- [What to do]
Of the lines in these entries, how many contain the string "against"? Give the number and nothing else.

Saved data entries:
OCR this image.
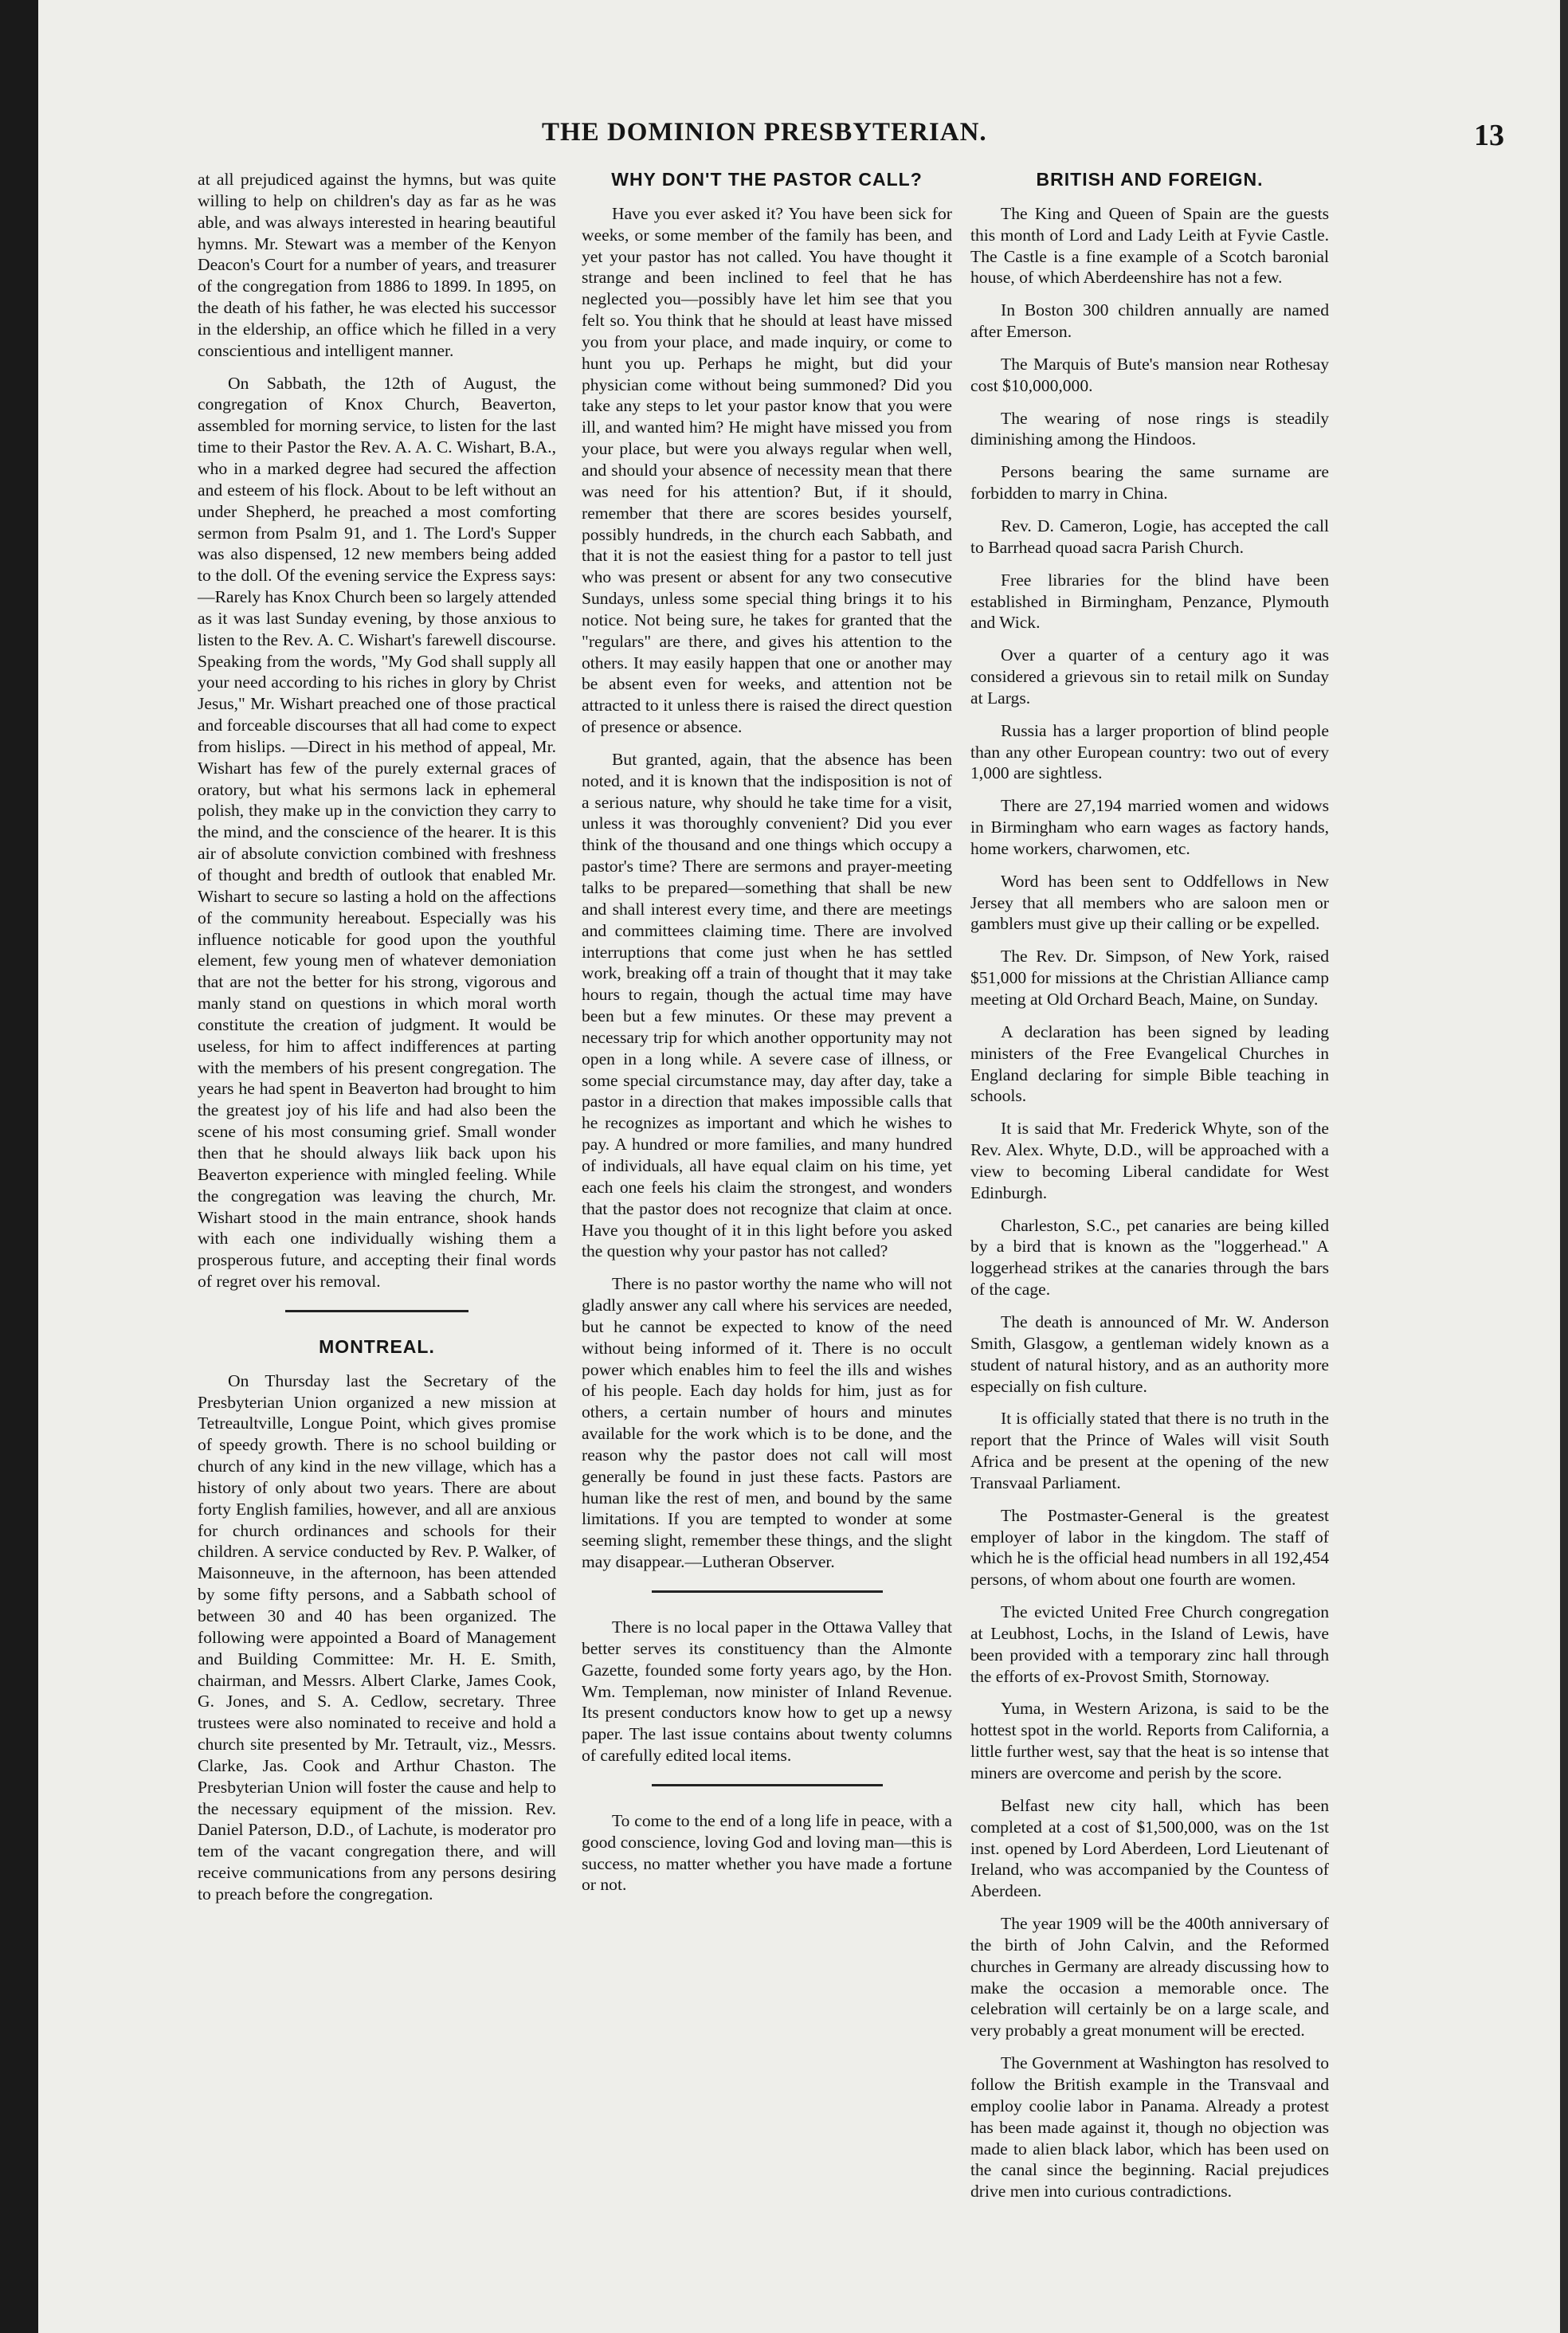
THE DOMINION PRESBYTERIAN.	13

at all prejudiced against the hymns, but was quite willing to help on children's day as far as he was able, and was always interested in hearing beautiful hymns. Mr. Stewart was a member of the Kenyon Deacon's Court for a number of years, and treasurer of the congregation from 1886 to 1899. In 1895, on the death of his father, he was elected his successor in the eldership, an office which he filled in a very conscientious and intelligent manner.

On Sabbath, the 12th of August, the congregation of Knox Church, Beaverton, assembled for morning service, to listen for the last time to their Pastor the Rev. A. A. C. Wishart, B.A., who in a marked degree had secured the affection and esteem of his flock. About to be left without an under Shepherd, he preached a most comforting sermon from Psalm 91, and 1. The Lord's Supper was also dispensed, 12 new members being added to the doll. Of the evening service the Express says:—Rarely has Knox Church been so largely attended as it was last Sunday evening, by those anxious to listen to the Rev. A. C. Wishart's farewell discourse. Speaking from the words, "My God shall supply all your need according to his riches in glory by Christ Jesus," Mr. Wishart preached one of those practical and forceable discourses that all had come to expect from hislips. —Direct in his method of appeal, Mr. Wishart has few of the purely external graces of oratory, but what his sermons lack in ephemeral polish, they make up in the conviction they carry to the mind, and the conscience of the hearer. It is this air of absolute conviction combined with freshness of thought and bredth of outlook that enabled Mr. Wishart to secure so lasting a hold on the affections of the community hereabout. Especially was his influence noticable for good upon the youthful element, few young men of whatever demoniation that are not the better for his strong, vigorous and manly stand on questions in which moral worth constitute the creation of judgment. It would be useless, for him to affect indifferences at parting with the members of his present congregation. The years he had spent in Beaverton had brought to him the greatest joy of his life and had also been the scene of his most consuming grief. Small wonder then that he should always liik back upon his Beaverton experience with mingled feeling. While the congregation was leaving the church, Mr. Wishart stood in the main entrance, shook hands with each one individually wishing them a prosperous future, and accepting their final words of regret over his removal.

MONTREAL.

On Thursday last the Secretary of the Presbyterian Union organized a new mission at Tetreaultville, Longue Point, which gives promise of speedy growth. There is no school building or church of any kind in the new village, which has a history of only about two years. There are about forty English families, however, and all are anxious for church ordinances and schools for their children. A service conducted by Rev. P. Walker, of Maisonneuve, in the afternoon, has been attended by some fifty persons, and a Sabbath school of between 30 and 40 has been organized. The following were appointed a Board of Management and Building Committee: Mr. H. E. Smith, chairman, and Messrs. Albert Clarke, James Cook, G. Jones, and S. A. Cedlow, secretary. Three trustees were also nominated to receive and hold a church site presented by Mr. Tetrault, viz., Messrs. Clarke, Jas. Cook and Arthur Chaston. The Presbyterian Union will foster the cause and help to the necessary equipment of the mission. Rev. Daniel Paterson, D.D., of Lachute, is moderator pro tem of the vacant congregation there, and will receive communications from any persons desiring to preach before the congregation.

WHY DON'T THE PASTOR CALL?

Have you ever asked it? You have been sick for weeks, or some member of the family has been, and yet your pastor has not called. You have thought it strange and been inclined to feel that he has neglected you—possibly have let him see that you felt so. You think that he should at least have missed you from your place, and made inquiry, or come to hunt you up. Perhaps he might, but did your physician come without being summoned? Did you take any steps to let your pastor know that you were ill, and wanted him? He might have missed you from your place, but were you always regular when well, and should your absence of necessity mean that there was need for his attention? But, if it should, remember that there are scores besides yourself, possibly hundreds, in the church each Sabbath, and that it is not the easiest thing for a pastor to tell just who was present or absent for any two consecutive Sundays, unless some special thing brings it to his notice. Not being sure, he takes for granted that the "regulars" are there, and gives his attention to the others. It may easily happen that one or another may be absent even for weeks, and attention not be attracted to it unless there is raised the direct question of presence or absence.

But granted, again, that the absence has been noted, and it is known that the indisposition is not of a serious nature, why should he take time for a visit, unless it was thoroughly convenient? Did you ever think of the thousand and one things which occupy a pastor's time? There are sermons and prayer-meeting talks to be prepared—something that shall be new and shall interest every time, and there are meetings and committees claiming time. There are involved interruptions that come just when he has settled work, breaking off a train of thought that it may take hours to regain, though the actual time may have been but a few minutes. Or these may prevent a necessary trip for which another opportunity may not open in a long while. A severe case of illness, or some special circumstance may, day after day, take a pastor in a direction that makes impossible calls that he recognizes as important and which he wishes to pay. A hundred or more families, and many hundred of individuals, all have equal claim on his time, yet each one feels his claim the strongest, and wonders that the pastor does not recognize that claim at once. Have you thought of it in this light before you asked the question why your pastor has not called?

There is no pastor worthy the name who will not gladly answer any call where his services are needed, but he cannot be expected to know of the need without being informed of it. There is no occult power which enables him to feel the ills and wishes of his people. Each day holds for him, just as for others, a certain number of hours and minutes available for the work which is to be done, and the reason why the pastor does not call will most generally be found in just these facts. Pastors are human like the rest of men, and bound by the same limitations. If you are tempted to wonder at some seeming slight, remember these things, and the slight may disappear.—Lutheran Observer.

There is no local paper in the Ottawa Valley that better serves its constituency than the Almonte Gazette, founded some forty years ago, by the Hon. Wm. Templeman, now minister of Inland Revenue. Its present conductors know how to get up a newsy paper. The last issue contains about twenty columns of carefully edited local items.

To come to the end of a long life in peace, with a good conscience, loving God and loving man—this is success, no matter whether you have made a fortune or not.

BRITISH AND FOREIGN.

The King and Queen of Spain are the guests this month of Lord and Lady Leith at Fyvie Castle. The Castle is a fine example of a Scotch baronial house, of which Aberdeenshire has not a few.

In Boston 300 children annually are named after Emerson.

The Marquis of Bute's mansion near Rothesay cost $10,000,000.

The wearing of nose rings is steadily diminishing among the Hindoos.

Persons bearing the same surname are forbidden to marry in China.

Rev. D. Cameron, Logie, has accepted the call to Barrhead quoad sacra Parish Church.

Free libraries for the blind have been established in Birmingham, Penzance, Plymouth and Wick.

Over a quarter of a century ago it was considered a grievous sin to retail milk on Sunday at Largs.

Russia has a larger proportion of blind people than any other European country: two out of every 1,000 are sightless.

There are 27,194 married women and widows in Birmingham who earn wages as factory hands, home workers, charwomen, etc.

Word has been sent to Oddfellows in New Jersey that all members who are saloon men or gamblers must give up their calling or be expelled.

The Rev. Dr. Simpson, of New York, raised $51,000 for missions at the Christian Alliance camp meeting at Old Orchard Beach, Maine, on Sunday.

A declaration has been signed by leading ministers of the Free Evangelical Churches in England declaring for simple Bible teaching in schools.

It is said that Mr. Frederick Whyte, son of the Rev. Alex. Whyte, D.D., will be approached with a view to becoming Liberal candidate for West Edinburgh.

Charleston, S.C., pet canaries are being killed by a bird that is known as the "loggerhead." A loggerhead strikes at the canaries through the bars of the cage.

The death is announced of Mr. W. Anderson Smith, Glasgow, a gentleman widely known as a student of natural history, and as an authority more especially on fish culture.

It is officially stated that there is no truth in the report that the Prince of Wales will visit South Africa and be present at the opening of the new Transvaal Parliament.

The Postmaster-General is the greatest employer of labor in the kingdom. The staff of which he is the official head numbers in all 192,454 persons, of whom about one fourth are women.

The evicted United Free Church congregation at Leubhost, Lochs, in the Island of Lewis, have been provided with a temporary zinc hall through the efforts of ex-Provost Smith, Stornoway.

Yuma, in Western Arizona, is said to be the hottest spot in the world. Reports from California, a little further west, say that the heat is so intense that miners are overcome and perish by the score.

Belfast new city hall, which has been completed at a cost of $1,500,000, was on the 1st inst. opened by Lord Aberdeen, Lord Lieutenant of Ireland, who was accompanied by the Countess of Aberdeen.

The year 1909 will be the 400th anniversary of the birth of John Calvin, and the Reformed churches in Germany are already discussing how to make the occasion a memorable once. The celebration will certainly be on a large scale, and very probably a great monument will be erected.

The Government at Washington has resolved to follow the British example in the Transvaal and employ coolie labor in Panama. Already a protest has been made against it, though no objection was made to alien black labor, which has been used on the canal since the beginning. Racial prejudices drive men into curious contradictions.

- [Response]
2